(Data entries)

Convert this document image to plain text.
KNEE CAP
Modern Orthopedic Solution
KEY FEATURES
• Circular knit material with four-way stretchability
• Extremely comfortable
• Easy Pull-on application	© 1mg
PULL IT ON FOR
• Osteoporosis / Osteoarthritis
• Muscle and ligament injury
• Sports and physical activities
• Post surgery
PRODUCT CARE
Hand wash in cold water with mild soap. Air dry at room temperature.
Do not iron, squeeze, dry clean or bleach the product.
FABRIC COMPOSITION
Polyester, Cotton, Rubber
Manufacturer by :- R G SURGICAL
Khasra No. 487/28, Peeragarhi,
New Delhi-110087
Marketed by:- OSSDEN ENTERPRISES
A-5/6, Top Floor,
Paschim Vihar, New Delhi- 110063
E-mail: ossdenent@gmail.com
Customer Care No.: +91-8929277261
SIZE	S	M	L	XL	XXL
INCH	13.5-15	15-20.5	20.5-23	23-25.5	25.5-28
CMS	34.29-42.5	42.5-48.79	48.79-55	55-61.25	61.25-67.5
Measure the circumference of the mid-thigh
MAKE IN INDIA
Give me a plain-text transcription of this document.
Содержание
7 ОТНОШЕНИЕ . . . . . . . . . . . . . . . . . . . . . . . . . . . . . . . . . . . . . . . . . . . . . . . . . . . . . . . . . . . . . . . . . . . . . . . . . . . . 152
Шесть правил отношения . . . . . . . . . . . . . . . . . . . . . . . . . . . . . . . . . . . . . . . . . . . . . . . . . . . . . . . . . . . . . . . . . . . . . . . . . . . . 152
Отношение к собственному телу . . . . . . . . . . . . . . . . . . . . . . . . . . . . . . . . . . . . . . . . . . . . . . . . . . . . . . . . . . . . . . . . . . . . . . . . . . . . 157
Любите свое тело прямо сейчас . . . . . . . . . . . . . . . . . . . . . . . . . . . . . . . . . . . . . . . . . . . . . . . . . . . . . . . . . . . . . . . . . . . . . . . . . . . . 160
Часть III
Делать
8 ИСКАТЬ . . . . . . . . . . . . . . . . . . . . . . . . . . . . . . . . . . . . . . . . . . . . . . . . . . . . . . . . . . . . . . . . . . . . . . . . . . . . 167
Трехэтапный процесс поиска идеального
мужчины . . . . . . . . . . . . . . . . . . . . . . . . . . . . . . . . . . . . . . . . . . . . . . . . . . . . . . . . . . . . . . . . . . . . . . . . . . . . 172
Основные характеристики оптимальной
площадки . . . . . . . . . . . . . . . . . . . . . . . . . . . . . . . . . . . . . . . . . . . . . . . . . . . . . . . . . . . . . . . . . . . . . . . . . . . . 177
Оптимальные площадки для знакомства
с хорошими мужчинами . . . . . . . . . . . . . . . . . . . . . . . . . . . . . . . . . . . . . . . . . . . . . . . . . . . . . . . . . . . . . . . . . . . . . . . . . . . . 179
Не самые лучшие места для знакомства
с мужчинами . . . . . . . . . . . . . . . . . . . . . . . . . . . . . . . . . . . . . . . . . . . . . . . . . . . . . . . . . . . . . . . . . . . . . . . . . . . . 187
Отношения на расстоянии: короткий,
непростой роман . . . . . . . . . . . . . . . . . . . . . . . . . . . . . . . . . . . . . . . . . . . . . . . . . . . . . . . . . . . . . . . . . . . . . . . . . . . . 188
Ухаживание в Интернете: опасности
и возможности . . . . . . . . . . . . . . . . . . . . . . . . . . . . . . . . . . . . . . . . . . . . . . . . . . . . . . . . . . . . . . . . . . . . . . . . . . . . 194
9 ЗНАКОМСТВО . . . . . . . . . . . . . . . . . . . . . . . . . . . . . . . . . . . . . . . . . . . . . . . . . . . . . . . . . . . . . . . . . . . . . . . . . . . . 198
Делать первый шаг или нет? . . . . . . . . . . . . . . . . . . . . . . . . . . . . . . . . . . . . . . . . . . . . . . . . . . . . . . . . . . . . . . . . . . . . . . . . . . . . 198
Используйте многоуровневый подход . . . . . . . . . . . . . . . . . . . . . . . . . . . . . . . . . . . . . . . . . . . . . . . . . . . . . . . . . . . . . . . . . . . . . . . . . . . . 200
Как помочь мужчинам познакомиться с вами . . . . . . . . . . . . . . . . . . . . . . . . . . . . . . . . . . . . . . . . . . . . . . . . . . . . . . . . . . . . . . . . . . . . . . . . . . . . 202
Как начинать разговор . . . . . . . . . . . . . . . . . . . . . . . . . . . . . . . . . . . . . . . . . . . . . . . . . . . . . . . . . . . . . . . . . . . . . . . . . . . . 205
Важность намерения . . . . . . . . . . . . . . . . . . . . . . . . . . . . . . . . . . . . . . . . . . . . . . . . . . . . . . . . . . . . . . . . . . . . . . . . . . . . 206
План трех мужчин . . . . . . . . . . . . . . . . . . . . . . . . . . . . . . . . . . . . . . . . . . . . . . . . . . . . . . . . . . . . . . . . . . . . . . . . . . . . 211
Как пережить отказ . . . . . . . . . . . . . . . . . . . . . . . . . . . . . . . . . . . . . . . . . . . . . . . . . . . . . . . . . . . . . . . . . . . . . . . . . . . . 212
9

Aim: Word for word, restate all of the data shown above.

Final answer:
Convert this document image to plain text.
KNEE CAP
Modern Orthopedic Solution
KEY FEATURES
• Circular knit material with four-way stretchability
• Extremely comfortable
• Easy Pull-on application	© 1mg
PULL IT ON FOR
• Osteoporosis / Osteoarthritis
• Muscle and ligament injury
• Sports and physical activities
• Post surgery
PRODUCT CARE
Hand wash in cold water with mild soap. Air dry at room temperature.
Do not iron, squeeze, dry clean or bleach the product.
FABRIC COMPOSITION
Polyester, Cotton, Rubber
Manufacturer by :- R G SURGICAL
Khasra No. 487/28, Peeragarhi,
New Delhi-110087
Marketed by:- OSSDEN ENTERPRISES
A-5/6, Top Floor,
Paschim Vihar, New Delhi- 110063
E-mail: ossdenent@gmail.com
Customer Care No.: +91-8929277261
SIZE	S	M	L	XL	XXL
INCH	13.5-15	15-20.5	20.5-23	23-25.5	25.5-28
CMS	34.29-42.5	42.5-48.79	48.79-55	55-61.25	61.25-67.5
Measure the circumference of the mid-thigh
MAKE IN INDIA
Give me a plain-text transcription of this document.
Содержание
7 ОТНОШЕНИЕ . . . . . . . . . . . . . . . . . . . . . . . . . . . . . . . . . . . . . . . . . . . . . . . . . . . . . . . . . . . . . . . . . . . . . . . . . . . . 152
Шесть правил отношения . . . . . . . . . . . . . . . . . . . . . . . . . . . . . . . . . . . . . . . . . . . . . . . . . . . . . . . . . . . . . . . . . . . . . . . . . . . . 152
Отношение к собственному телу . . . . . . . . . . . . . . . . . . . . . . . . . . . . . . . . . . . . . . . . . . . . . . . . . . . . . . . . . . . . . . . . . . . . . . . . . . . . 157
Любите свое тело прямо сейчас . . . . . . . . . . . . . . . . . . . . . . . . . . . . . . . . . . . . . . . . . . . . . . . . . . . . . . . . . . . . . . . . . . . . . . . . . . . . 160
Часть III
Делать
8 ИСКАТЬ . . . . . . . . . . . . . . . . . . . . . . . . . . . . . . . . . . . . . . . . . . . . . . . . . . . . . . . . . . . . . . . . . . . . . . . . . . . . 167
Трехэтапный процесс поиска идеального
мужчины . . . . . . . . . . . . . . . . . . . . . . . . . . . . . . . . . . . . . . . . . . . . . . . . . . . . . . . . . . . . . . . . . . . . . . . . . . . . 172
Основные характеристики оптимальной
площадки . . . . . . . . . . . . . . . . . . . . . . . . . . . . . . . . . . . . . . . . . . . . . . . . . . . . . . . . . . . . . . . . . . . . . . . . . . . . 177
Оптимальные площадки для знакомства
с хорошими мужчинами . . . . . . . . . . . . . . . . . . . . . . . . . . . . . . . . . . . . . . . . . . . . . . . . . . . . . . . . . . . . . . . . . . . . . . . . . . . . 179
Не самые лучшие места для знакомства
с мужчинами . . . . . . . . . . . . . . . . . . . . . . . . . . . . . . . . . . . . . . . . . . . . . . . . . . . . . . . . . . . . . . . . . . . . . . . . . . . . 187
Отношения на расстоянии: короткий,
непростой роман . . . . . . . . . . . . . . . . . . . . . . . . . . . . . . . . . . . . . . . . . . . . . . . . . . . . . . . . . . . . . . . . . . . . . . . . . . . . 188
Ухаживание в Интернете: опасности
и возможности . . . . . . . . . . . . . . . . . . . . . . . . . . . . . . . . . . . . . . . . . . . . . . . . . . . . . . . . . . . . . . . . . . . . . . . . . . . . 194
9 ЗНАКОМСТВО . . . . . . . . . . . . . . . . . . . . . . . . . . . . . . . . . . . . . . . . . . . . . . . . . . . . . . . . . . . . . . . . . . . . . . . . . . . . 198
Делать первый шаг или нет? . . . . . . . . . . . . . . . . . . . . . . . . . . . . . . . . . . . . . . . . . . . . . . . . . . . . . . . . . . . . . . . . . . . . . . . . . . . . 198
Используйте многоуровневый подход . . . . . . . . . . . . . . . . . . . . . . . . . . . . . . . . . . . . . . . . . . . . . . . . . . . . . . . . . . . . . . . . . . . . . . . . . . . . 200
Как помочь мужчинам познакомиться с вами . . . . . . . . . . . . . . . . . . . . . . . . . . . . . . . . . . . . . . . . . . . . . . . . . . . . . . . . . . . . . . . . . . . . . . . . . . . . 202
Как начинать разговор . . . . . . . . . . . . . . . . . . . . . . . . . . . . . . . . . . . . . . . . . . . . . . . . . . . . . . . . . . . . . . . . . . . . . . . . . . . . 205
Важность намерения . . . . . . . . . . . . . . . . . . . . . . . . . . . . . . . . . . . . . . . . . . . . . . . . . . . . . . . . . . . . . . . . . . . . . . . . . . . . 206
План трех мужчин . . . . . . . . . . . . . . . . . . . . . . . . . . . . . . . . . . . . . . . . . . . . . . . . . . . . . . . . . . . . . . . . . . . . . . . . . . . . 211
Как пережить отказ . . . . . . . . . . . . . . . . . . . . . . . . . . . . . . . . . . . . . . . . . . . . . . . . . . . . . . . . . . . . . . . . . . . . . . . . . . . . 212
9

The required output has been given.